Washingtons Wolga–Weimar
Vorveröffentlichung De Bourgraafs Artikel. Horrorszenario eines „zweiten Weimars“? Wenn ja, klingt die Vokabel so vermessen wie „Europa“, wenn die Europäische Union gemeint wird. Die These wäre, dass sich seit dreißig Jahren ein „zweites Versailles“ anbahnt.
Synopsis
Pünktlich zum Beginn des Jahrhundertgedenkens zum Ersten Weltkrieg (2014–2019) haben die kriegerischen Auseinandersetzungen in und um die Ukraine begonnen. Anderthalb Jahre nach der Eskalation von 2022 meldeten sich amerikanische Wissenschaftler zurück in den Diskurs zu den Analogien zwischen der „ersten Nachkriegszeit“ und der postsowjetischen Ära. Dann Anders als bei russischen Kollegen wurde das Horrorszenario eines „Weimar/Russia“ (Diskursnamen, Mitte neunziger Jahre) von Hanson und Kopstein vielmehr an den Entwicklungen der Russischen Gesellschaft erkannt als an den tendenziell antirussischen Osterweiterungen des westlichen Militärbündnisses aus Kaltkriegszeiten. Nach gut 25 Jahren wird ihre spannende Selbstreflexion stärker von einem beängstigenden Unilateralismus geprägt. Von Westeuropa aus mischte De Bourgraaf im spannenden Diskurs vom Anfang an mit. Der neu aufgelegten These setzt er die Erweiterung auf einen „zweiten Bund von Versailles“ gegenüber.

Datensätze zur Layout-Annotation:
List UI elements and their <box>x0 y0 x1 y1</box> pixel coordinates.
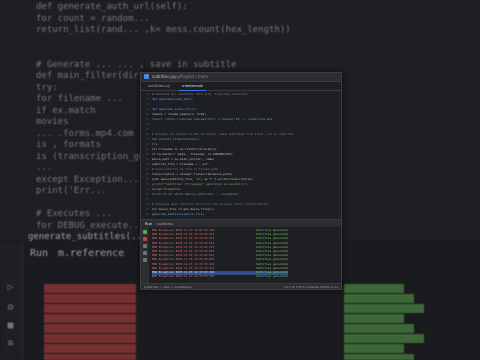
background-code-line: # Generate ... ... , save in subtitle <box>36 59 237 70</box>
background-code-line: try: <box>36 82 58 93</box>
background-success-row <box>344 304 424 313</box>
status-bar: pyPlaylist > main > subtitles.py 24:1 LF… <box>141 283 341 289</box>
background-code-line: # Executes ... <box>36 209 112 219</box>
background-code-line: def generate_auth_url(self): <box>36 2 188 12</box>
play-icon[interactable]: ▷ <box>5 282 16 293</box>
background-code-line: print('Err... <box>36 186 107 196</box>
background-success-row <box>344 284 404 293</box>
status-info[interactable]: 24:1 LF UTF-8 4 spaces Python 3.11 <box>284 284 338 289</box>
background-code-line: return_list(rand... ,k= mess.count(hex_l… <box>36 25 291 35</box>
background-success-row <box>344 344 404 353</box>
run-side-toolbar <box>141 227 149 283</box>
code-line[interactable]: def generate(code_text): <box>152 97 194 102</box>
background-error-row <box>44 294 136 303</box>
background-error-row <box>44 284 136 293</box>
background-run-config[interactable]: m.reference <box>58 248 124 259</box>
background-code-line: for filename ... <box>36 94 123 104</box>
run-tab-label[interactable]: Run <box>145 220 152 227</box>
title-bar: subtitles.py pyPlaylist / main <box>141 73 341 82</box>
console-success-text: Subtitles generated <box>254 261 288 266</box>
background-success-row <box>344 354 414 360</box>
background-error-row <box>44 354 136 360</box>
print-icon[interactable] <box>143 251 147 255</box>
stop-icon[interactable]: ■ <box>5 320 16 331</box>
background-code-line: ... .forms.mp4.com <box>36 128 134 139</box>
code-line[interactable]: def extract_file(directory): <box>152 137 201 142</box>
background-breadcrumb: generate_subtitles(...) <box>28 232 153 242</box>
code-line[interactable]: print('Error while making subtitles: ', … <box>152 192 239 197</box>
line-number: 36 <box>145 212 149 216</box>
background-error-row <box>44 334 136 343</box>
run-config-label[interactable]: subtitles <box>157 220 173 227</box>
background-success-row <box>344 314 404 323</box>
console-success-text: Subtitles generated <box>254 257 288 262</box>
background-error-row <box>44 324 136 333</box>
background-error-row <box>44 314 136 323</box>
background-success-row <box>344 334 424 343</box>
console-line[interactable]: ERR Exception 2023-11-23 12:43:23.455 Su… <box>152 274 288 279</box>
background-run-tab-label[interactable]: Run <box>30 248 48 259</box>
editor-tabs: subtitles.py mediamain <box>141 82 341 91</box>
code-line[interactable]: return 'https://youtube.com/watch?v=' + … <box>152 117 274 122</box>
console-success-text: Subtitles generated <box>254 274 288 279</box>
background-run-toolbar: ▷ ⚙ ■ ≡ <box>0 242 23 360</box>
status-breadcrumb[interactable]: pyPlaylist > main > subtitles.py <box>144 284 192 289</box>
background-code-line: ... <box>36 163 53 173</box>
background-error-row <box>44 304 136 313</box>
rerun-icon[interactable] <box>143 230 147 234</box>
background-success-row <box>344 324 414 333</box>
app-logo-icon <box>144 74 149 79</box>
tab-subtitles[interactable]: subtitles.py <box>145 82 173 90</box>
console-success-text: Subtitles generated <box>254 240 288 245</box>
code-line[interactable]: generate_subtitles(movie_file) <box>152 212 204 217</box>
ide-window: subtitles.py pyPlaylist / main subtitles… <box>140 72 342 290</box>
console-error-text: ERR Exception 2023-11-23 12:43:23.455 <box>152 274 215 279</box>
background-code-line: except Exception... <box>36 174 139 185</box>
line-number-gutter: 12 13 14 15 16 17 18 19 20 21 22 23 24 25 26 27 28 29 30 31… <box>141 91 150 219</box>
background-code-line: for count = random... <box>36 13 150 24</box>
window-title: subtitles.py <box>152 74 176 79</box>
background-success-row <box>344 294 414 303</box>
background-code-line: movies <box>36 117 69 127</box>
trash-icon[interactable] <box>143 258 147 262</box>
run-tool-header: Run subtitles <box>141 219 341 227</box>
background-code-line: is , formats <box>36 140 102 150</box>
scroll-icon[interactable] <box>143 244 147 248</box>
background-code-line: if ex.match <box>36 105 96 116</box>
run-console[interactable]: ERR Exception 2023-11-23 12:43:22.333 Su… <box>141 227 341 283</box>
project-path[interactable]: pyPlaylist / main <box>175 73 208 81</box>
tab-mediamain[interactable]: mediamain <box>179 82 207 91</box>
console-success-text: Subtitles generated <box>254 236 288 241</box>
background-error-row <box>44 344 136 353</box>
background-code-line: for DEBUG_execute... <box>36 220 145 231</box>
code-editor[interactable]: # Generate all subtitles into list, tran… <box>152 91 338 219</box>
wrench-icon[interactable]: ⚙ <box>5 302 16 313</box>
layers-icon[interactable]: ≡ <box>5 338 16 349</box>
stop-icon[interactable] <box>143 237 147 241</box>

[Aufgaben]:
A. Fasse den Absatz des Textauszugs, der mit „Pünktlich zum Beginn“ anfängt, als kurze Stichpunktliste zusammen und behalte seine wichtigsten Fakten bei.
B. Ändere in den Datensätzen „background-error-row“ überall zu „background-warning-row“, und zwar beginnend mit der Zeile mit „background-code-line: # Generate“ bis einschließlich der Zeile mit „console-success-text: Subtitles generated <box>254 257“. Gib nur diese Zeilen wieder.

[Lösungen]:
A.
- Die Kämpfe in und um die Ukraine begannen pünktlich zum Jahrhundertgedenken an den Ersten Weltkrieg (2014–2019).
- Anderthalb Jahre nach der Eskalation von 2022 meldeten sich amerikanische Wissenschaftler im Diskurs über Analogien zwischen der „ersten Nachkriegszeit“ und der postsowjetischen Ära zurück.
- Hanson und Kopstein sahen das Horrorszenario „Weimar/Russia“ (Diskursname Mitte der neunziger Jahre) anders als russische Kollegen eher in den Entwicklungen der russischen Gesellschaft als in den Osterweiterungen des westlichen Militärbündnisses.
- Nach gut 25 Jahren ist ihre Selbstreflexion stärker von einem beängstigenden Unilateralismus geprägt.
- De Bourgraaf beteiligte sich von Westeuropa aus von Anfang an am Diskurs und stellt der neu aufgelegten These die Erweiterung auf einen „zweiten Bund von Versailles“ gegenüber.

B.
background-code-line: # Generate ... ... , save in subtitle <box>36 59 237 70</box>
background-code-line: try: <box>36 82 58 93</box>
background-success-row <box>344 304 424 313</box>
status-bar: pyPlaylist > main > subtitles.py 24:1 LF… <box>141 283 341 289</box>
background-code-line: # Executes ... <box>36 209 112 219</box>
background-code-line: def generate_auth_url(self): <box>36 2 188 12</box>
play-icon[interactable]: ▷ <box>5 282 16 293</box>
background-code-line: print('Err... <box>36 186 107 196</box>
background-success-row <box>344 284 404 293</box>
status-info[interactable]: 24:1 LF UTF-8 4 spaces Python 3.11 <box>284 284 338 289</box>
background-code-line: return_list(rand... ,k= mess.count(hex_l… <box>36 25 291 35</box>
background-success-row <box>344 344 404 353</box>
run-side-toolbar <box>141 227 149 283</box>
code-line[interactable]: def generate(code_text): <box>152 97 194 102</box>
background-warning-row <box>44 294 136 303</box>
background-warning-row <box>44 284 136 293</box>
background-run-config[interactable]: m.reference <box>58 248 124 259</box>
background-code-line: for filename ... <box>36 94 123 104</box>
run-tab-label[interactable]: Run <box>145 220 152 227</box>
title-bar: subtitles.py pyPlaylist / main <box>141 73 341 82</box>
console-success-text: Subtitles generated <box>254 261 288 266</box>
background-success-row <box>344 354 414 360</box>
background-warning-row <box>44 354 136 360</box>
print-icon[interactable] <box>143 251 147 255</box>
stop-icon[interactable]: ■ <box>5 320 16 331</box>
background-code-line: ... .forms.mp4.com <box>36 128 134 139</box>
code-line[interactable]: def extract_file(directory): <box>152 137 201 142</box>
background-breadcrumb: generate_subtitles(...) <box>28 232 153 242</box>
code-line[interactable]: print('Error while making subtitles: ', … <box>152 192 239 197</box>
line-number: 36 <box>145 212 149 216</box>
background-warning-row <box>44 334 136 343</box>
run-config-label[interactable]: subtitles <box>157 220 173 227</box>
background-success-row <box>344 314 404 323</box>
console-success-text: Subtitles generated <box>254 257 288 262</box>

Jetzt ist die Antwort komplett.